◆ GIVEN TEXT
Oracle FAQ | Your Portal to the Oracle Knowledge Grid |
Home -> Community -> Usenet -> c.d.o.server -> Database design and load
I have what I hope is an interesting opportunity. My company is about
to put me on a project to optimize an oracle application. I have some
ideas, but I am not actually on the project, so I can only guess on
certain parts of it. I do know it is currently on 9i, on a Sun machine.
It is a 24/7 operation where data is constantly flowing in (I don't
know how much, but I suspect it is a significant amount/second). There
are two "databases", I don't know if these are actually instances or
schemas (you know management). One "database" contains the most current
data for the last 3 days; this one is "big". The other has all the
data, this one is terabytes and growing very fast. The first "database"
is partitioned by date (day). To maintain the last three, the oldest
partition is dropped and a new one for the current day is added (I
assume in a round robin way). The historical "database" is not
partitioned and just keeps growing.
Currently they have a java program loading the data into both the
current and historical "databases" concurrently. Reporting is done off
of both, and is needed in "real time". As an added benefit, "they" want
to go to oracle 10g and change the whole thing to a grid for speed and
efficiency of loading and retrieving the data.

◆ EXERCISE
Using the Oracle database post, answer each question on its own line.
(a) Which Oracle version is the application currently on, and on what kind of machine?
(b) How is the "database" holding the last three days of data kept to three days?
(c) What currently loads the data into the current and historical "databases"?

◆ COLLECTED DATA
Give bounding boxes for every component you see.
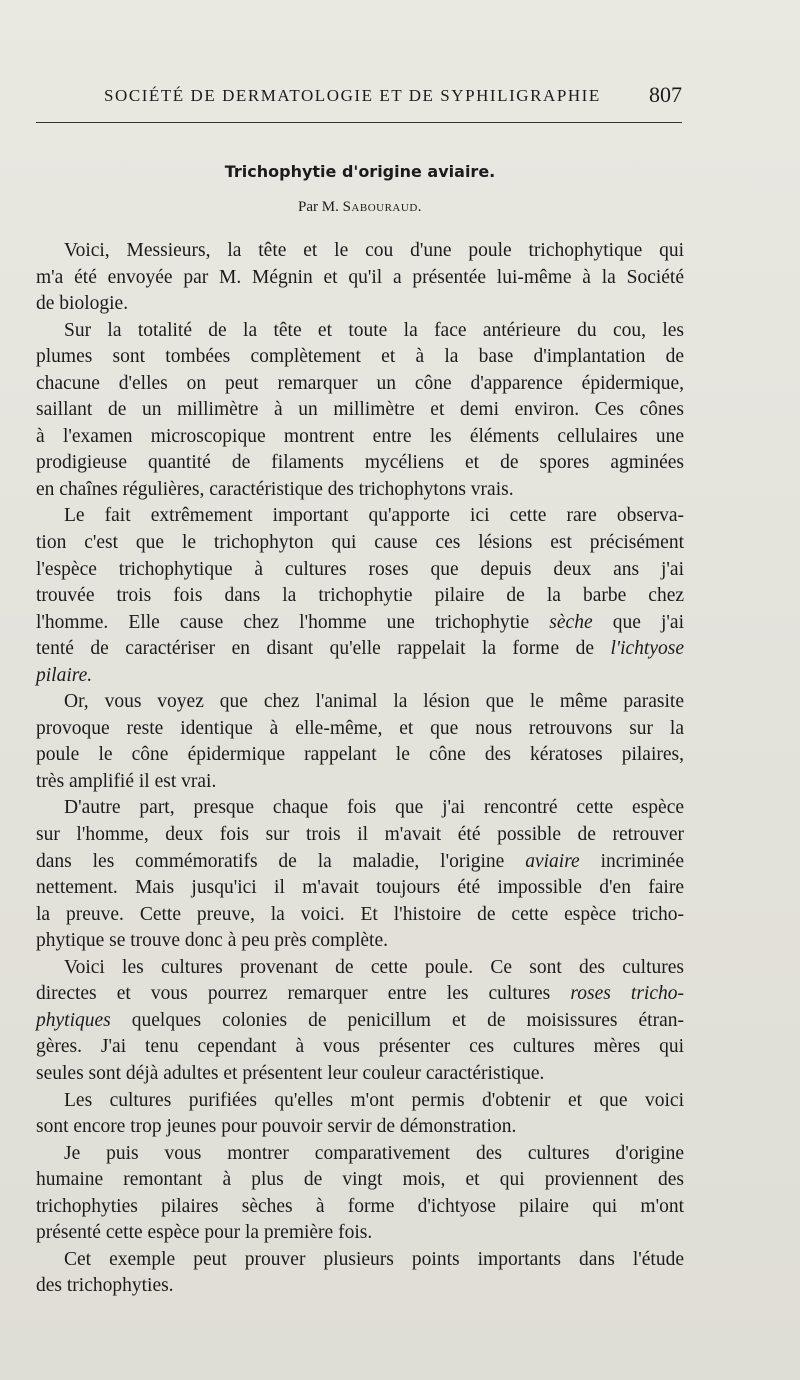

◆ TASK SOLUTION
(a) Oracle 9i, on a Sun machine.
(b) It is partitioned by day, and the oldest partition is dropped while a new one is added for the current day.
(c) A Java program loads the data into both at the same time.